▶ Exercise requirements: Find each line in the following listing that has the string "wymianie", then state the count and nothing else.

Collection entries
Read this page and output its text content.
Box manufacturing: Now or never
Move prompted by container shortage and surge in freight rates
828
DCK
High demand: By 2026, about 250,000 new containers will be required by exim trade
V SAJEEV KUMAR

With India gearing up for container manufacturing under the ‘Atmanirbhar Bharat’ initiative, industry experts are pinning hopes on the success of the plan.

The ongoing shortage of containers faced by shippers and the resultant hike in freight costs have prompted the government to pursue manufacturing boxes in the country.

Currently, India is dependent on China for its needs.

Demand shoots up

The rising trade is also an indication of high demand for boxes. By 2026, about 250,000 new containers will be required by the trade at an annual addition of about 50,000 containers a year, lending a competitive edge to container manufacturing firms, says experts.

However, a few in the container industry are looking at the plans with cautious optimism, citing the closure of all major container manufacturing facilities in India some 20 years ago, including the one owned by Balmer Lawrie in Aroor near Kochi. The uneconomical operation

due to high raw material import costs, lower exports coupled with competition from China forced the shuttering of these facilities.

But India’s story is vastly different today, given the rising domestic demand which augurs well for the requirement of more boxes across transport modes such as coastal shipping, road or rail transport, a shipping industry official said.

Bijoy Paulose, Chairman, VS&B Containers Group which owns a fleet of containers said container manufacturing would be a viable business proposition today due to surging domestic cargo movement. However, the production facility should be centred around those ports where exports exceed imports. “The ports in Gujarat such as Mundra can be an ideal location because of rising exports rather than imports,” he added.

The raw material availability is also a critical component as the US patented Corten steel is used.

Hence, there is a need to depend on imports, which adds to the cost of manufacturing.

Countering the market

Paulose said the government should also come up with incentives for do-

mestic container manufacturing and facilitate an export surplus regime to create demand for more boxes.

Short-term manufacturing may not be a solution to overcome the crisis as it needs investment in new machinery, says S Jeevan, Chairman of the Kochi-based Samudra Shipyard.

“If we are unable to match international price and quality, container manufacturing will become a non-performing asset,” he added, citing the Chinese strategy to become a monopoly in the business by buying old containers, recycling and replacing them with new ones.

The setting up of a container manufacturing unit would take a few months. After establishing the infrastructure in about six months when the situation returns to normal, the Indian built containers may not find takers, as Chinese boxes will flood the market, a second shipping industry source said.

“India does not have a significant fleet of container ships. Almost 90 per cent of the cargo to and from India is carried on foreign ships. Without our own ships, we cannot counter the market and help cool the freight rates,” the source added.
--
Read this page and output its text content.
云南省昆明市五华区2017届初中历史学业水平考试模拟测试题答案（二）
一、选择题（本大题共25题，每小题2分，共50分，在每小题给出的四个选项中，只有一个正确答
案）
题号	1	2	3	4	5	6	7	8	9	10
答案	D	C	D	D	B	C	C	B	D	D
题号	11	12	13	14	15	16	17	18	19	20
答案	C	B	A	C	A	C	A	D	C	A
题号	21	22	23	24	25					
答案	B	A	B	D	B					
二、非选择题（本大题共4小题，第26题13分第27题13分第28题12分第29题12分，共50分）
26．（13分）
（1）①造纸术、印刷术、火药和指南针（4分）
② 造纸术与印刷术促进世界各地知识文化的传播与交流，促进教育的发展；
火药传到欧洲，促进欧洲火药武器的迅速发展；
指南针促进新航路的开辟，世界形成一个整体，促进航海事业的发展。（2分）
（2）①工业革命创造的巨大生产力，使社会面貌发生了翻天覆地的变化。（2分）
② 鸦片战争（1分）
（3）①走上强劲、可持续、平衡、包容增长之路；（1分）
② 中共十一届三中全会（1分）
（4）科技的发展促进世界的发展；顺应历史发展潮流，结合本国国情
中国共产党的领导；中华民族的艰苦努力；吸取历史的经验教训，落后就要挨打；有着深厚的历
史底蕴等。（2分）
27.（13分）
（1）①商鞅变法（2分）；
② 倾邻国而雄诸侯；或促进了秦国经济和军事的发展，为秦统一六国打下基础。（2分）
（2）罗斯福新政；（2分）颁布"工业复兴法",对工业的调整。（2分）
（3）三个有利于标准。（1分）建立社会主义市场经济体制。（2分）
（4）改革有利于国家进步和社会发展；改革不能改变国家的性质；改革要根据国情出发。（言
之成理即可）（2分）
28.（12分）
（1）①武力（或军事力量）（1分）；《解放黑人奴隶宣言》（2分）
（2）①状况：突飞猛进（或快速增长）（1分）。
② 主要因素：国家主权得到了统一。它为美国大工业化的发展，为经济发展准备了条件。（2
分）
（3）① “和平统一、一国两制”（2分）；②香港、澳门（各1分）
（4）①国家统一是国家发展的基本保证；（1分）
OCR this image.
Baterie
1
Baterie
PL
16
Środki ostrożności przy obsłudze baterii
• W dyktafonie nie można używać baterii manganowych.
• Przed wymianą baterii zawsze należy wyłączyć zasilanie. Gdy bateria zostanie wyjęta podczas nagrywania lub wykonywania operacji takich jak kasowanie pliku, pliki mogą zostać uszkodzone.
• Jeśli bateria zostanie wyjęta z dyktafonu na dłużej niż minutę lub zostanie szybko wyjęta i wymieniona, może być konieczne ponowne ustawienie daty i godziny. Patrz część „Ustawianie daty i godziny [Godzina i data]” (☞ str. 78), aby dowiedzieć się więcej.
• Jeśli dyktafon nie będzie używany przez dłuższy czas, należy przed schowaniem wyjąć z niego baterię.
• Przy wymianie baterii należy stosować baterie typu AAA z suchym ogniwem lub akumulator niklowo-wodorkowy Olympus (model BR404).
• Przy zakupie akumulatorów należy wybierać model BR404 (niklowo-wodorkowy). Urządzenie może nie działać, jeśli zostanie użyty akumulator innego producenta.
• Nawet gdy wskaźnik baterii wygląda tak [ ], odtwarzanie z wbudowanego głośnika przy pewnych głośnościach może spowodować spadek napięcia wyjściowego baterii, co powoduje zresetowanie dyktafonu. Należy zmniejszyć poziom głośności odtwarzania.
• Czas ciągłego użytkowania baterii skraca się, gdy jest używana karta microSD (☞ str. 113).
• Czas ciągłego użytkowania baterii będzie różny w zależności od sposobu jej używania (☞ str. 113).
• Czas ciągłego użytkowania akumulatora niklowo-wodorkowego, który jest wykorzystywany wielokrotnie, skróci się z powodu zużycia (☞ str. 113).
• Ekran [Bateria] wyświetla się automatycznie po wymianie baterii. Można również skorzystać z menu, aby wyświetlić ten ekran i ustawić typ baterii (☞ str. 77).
* * *
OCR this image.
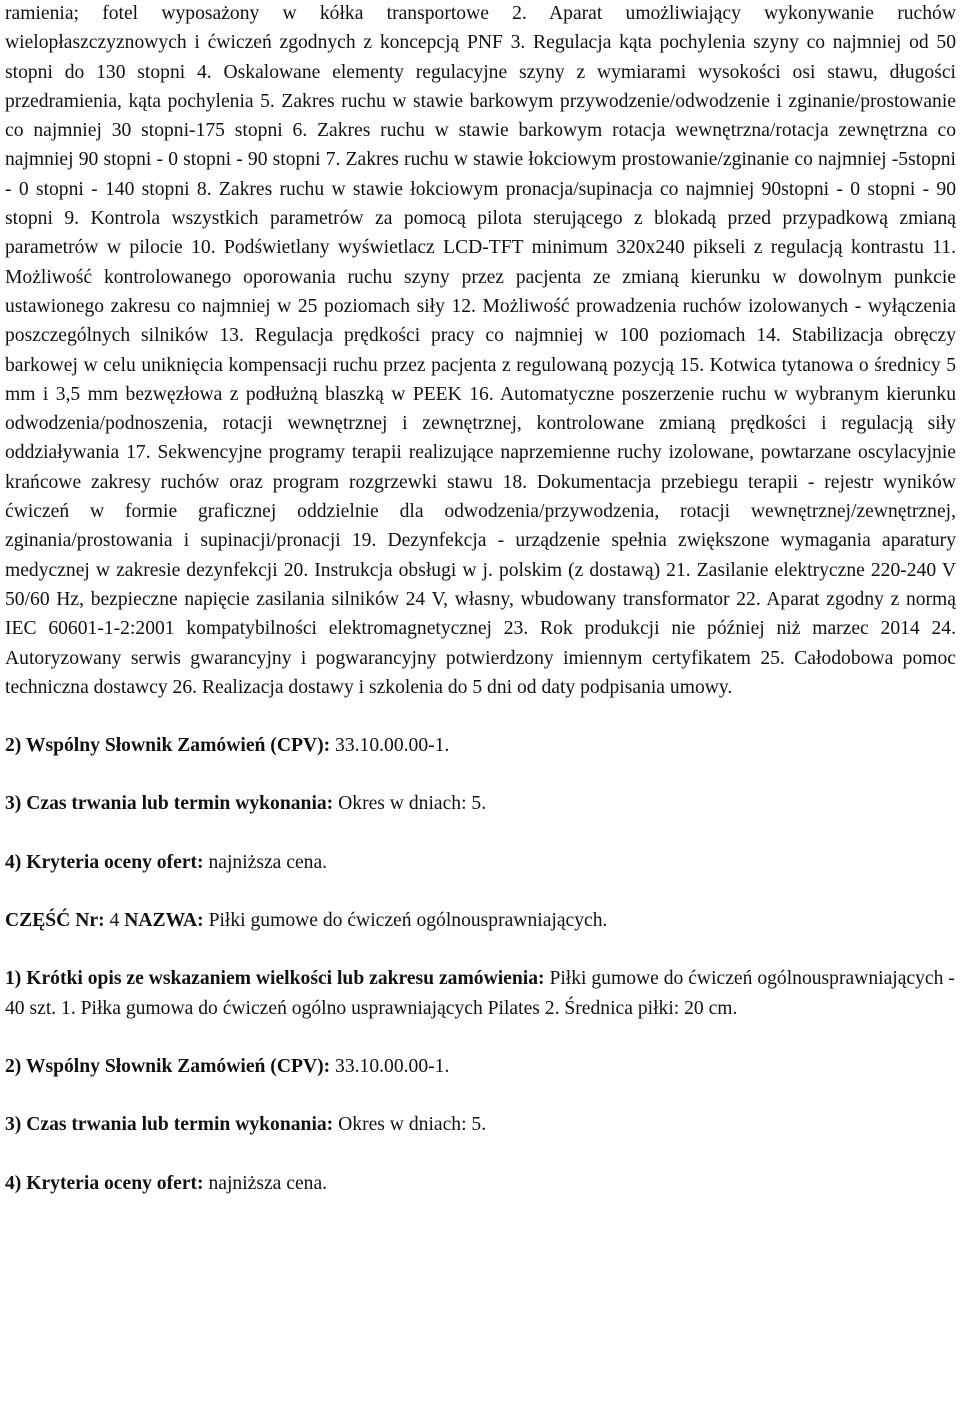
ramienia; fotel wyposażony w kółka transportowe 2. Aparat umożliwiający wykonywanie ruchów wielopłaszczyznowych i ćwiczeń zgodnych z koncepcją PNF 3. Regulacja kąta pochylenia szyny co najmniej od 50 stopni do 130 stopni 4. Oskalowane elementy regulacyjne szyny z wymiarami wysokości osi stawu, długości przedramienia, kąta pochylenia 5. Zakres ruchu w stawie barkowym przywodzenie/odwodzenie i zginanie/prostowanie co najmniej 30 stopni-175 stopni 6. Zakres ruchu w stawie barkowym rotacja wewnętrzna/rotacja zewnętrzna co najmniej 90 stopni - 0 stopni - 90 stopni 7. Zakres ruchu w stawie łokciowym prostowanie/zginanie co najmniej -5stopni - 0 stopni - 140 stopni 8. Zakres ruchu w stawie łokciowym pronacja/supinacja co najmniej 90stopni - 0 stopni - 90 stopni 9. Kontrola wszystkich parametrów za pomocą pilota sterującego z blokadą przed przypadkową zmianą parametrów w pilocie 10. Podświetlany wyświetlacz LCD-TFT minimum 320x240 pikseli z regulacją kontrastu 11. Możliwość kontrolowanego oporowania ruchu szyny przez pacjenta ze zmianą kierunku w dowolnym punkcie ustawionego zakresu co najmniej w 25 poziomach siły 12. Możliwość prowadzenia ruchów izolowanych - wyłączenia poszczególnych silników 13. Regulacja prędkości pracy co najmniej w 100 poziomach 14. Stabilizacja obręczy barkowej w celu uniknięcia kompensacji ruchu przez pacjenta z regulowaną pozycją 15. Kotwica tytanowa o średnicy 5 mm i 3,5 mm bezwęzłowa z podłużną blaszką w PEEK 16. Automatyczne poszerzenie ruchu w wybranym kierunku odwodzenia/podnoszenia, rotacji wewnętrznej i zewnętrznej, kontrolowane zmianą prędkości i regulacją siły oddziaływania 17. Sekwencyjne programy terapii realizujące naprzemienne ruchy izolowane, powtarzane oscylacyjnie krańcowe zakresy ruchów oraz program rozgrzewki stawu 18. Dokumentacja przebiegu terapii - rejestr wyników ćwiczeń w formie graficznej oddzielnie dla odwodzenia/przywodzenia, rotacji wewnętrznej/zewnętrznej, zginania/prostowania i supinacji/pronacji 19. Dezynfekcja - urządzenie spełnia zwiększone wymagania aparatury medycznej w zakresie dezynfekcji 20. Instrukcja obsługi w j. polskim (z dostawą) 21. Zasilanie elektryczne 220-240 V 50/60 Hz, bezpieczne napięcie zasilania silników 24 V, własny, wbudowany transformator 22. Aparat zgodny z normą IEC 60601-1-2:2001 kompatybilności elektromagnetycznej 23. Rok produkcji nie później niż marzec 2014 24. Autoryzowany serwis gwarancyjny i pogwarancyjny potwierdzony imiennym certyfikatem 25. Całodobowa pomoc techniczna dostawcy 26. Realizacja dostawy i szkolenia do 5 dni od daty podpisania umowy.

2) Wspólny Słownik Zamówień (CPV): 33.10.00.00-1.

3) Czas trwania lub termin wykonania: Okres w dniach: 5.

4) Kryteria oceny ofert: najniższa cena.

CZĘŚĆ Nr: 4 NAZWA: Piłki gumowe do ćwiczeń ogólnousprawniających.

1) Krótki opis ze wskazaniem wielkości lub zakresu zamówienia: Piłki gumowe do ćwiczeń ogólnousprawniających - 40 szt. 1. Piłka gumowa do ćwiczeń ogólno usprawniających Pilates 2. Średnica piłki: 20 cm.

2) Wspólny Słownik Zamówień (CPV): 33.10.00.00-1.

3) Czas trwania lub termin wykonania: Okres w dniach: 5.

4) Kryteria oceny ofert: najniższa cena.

▶ Output below: 2